* _Given problem 1_
Decide whether each statement below agrees with the excerpt on Notre Dame discipline and admissions. Answer yes or no for each, and quote the words of the excerpt that settle it.
(a) Eric Hansen writes for the South Bend Tribune.
(b) Hansen's stories first appeared as Sunday morning print exclusives.
(c) Will Yeatman played quarterback for Notre Dame.
* _Given problem 2_
Using the excerpt on Notre Dame discipline and admissions, answer each question briefly.
(a) How does the excerpt describe ResLife?
(b) Which former point guard is named?
(c) Where does the excerpt say the truth likely lies?
* _Given problem 3_
Quote the passage of the excerpt on Notre Dame discipline and admissions starting at "For every tale" and ending at "than the norm.".

* _Document extract_
┄┄┄┄┄┄┄┄┄┄┄┄┄┄┄┄┄┄┄┄

For every tale of draconian punishment decried there’s usually a high-profile disciplinary case where even the strictest of Irish fans have shaken their head over the school’s logic. Likewise, for every story about five-star recruit X getting slid through admissions when in the past he’d have never gotten a chance, there are more than likely examples of Notre Dame admitting students with lesser academic profiles than the norm.

While some high-profile stories this preseason have wondered aloud whether the handling of Michael Floyd‘s disciplinary case or the admission of some elite recruits signifies a lowering of standards in both discipline and academics, the truth is likely somewhere in the middle.

With unprecedented access, the South Bend Tribune‘s Eric Hansen looks at the two hot-button issues, penning comprehensive stories on the two issues that have drawn the microscopes of football fans everywhere. The Sunday morning print exclusives are now available on the internet and there is quite a bit to digest for those interested in a story that’s only tangentially about football.

In Hansen’s first piece on the evolution of ResLife, the university’s disciplinary arm for students, he cites the change in the discipline of other athletes — namely former Irish tight end Will Yeatman, former point guard Kyle McAlarney, and former fullback Rashon Powers-Neal — from that punishment levied recently on Floyd.

┄┄┄┄┄┄┄┄┄┄┄┄┄┄┄┄┄┄┄┄

* _Data extract_
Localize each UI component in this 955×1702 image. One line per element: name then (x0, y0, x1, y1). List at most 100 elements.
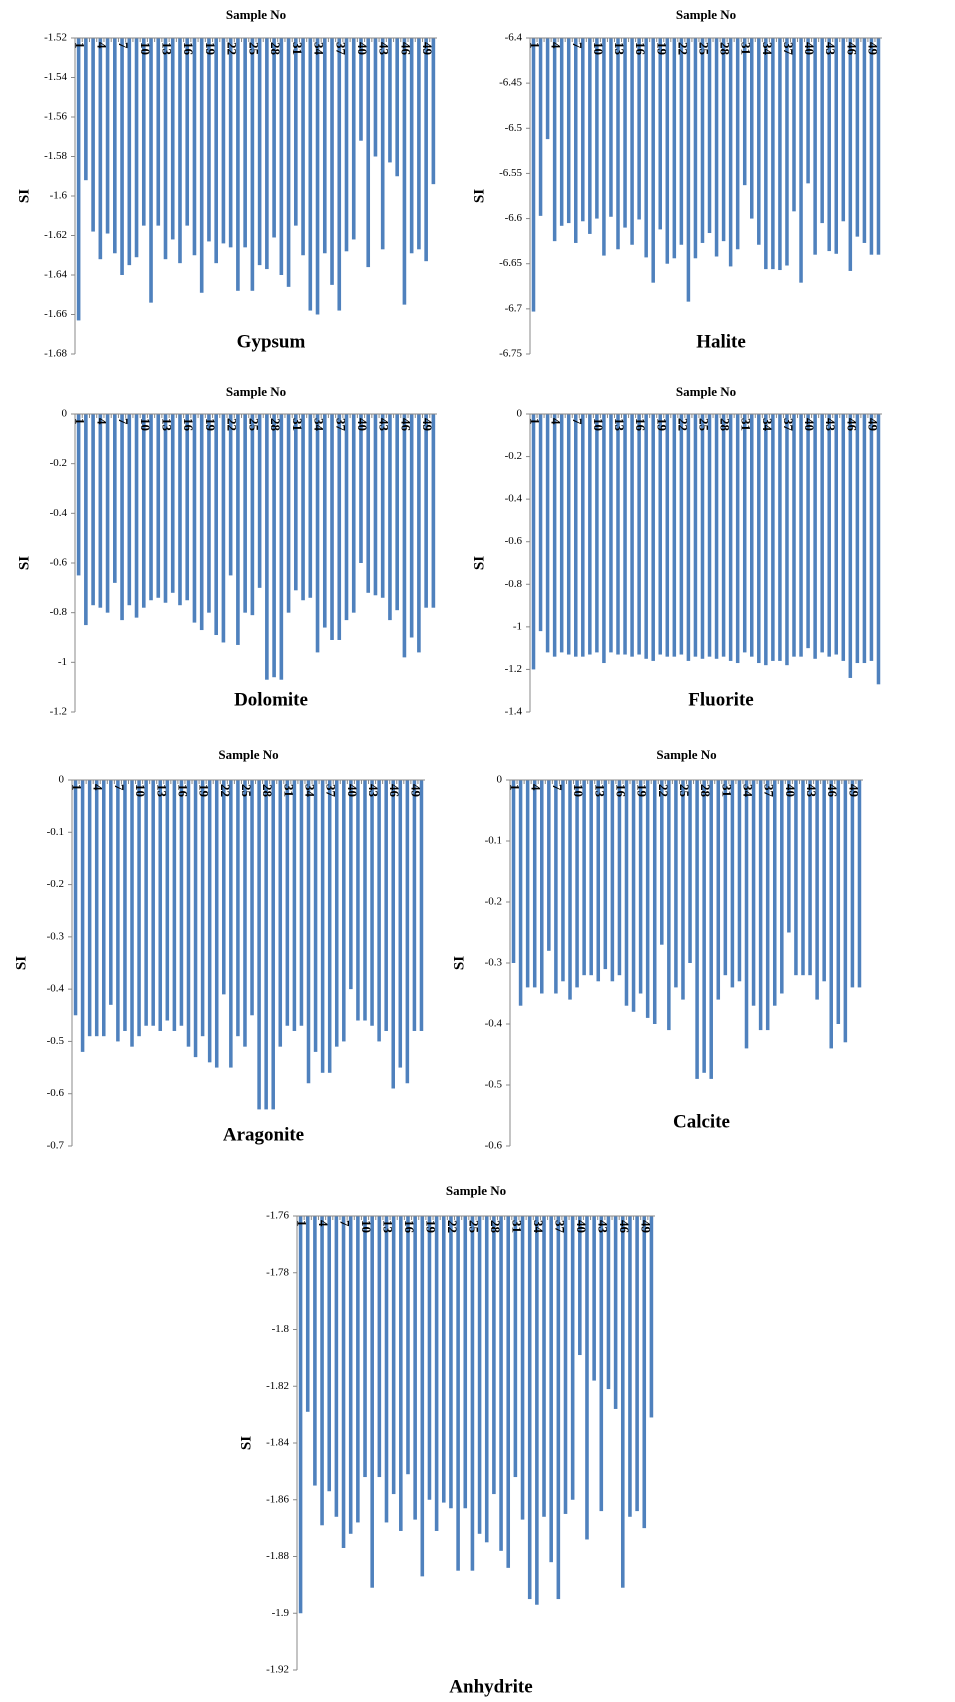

┄┄┄┄┄┄┄┄┄┄┄┄┄┄┄┄┄┄┄┄

* _Complete response 1_
(a) Yes: "the South Bend Tribune‘s Eric Hansen"
(b) Yes: "The Sunday morning print exclusives are now available on the internet"
(c) No: "former Irish tight end Will Yeatman"

* _Complete response 2_
(a) As the university’s disciplinary arm for students
(b) Kyle McAlarney
(c) Somewhere in the middle

* _Complete response 3_
For every tale of draconian punishment decried there’s usually a high-profile disciplinary case where even the strictest of Irish fans have shaken their head over the school’s logic. Likewise, for every story about five-star recruit X getting slid through admissions when in the past he’d have never gotten a chance, there are more than likely examples of Notre Dame admitting students with lesser academic profiles than the norm.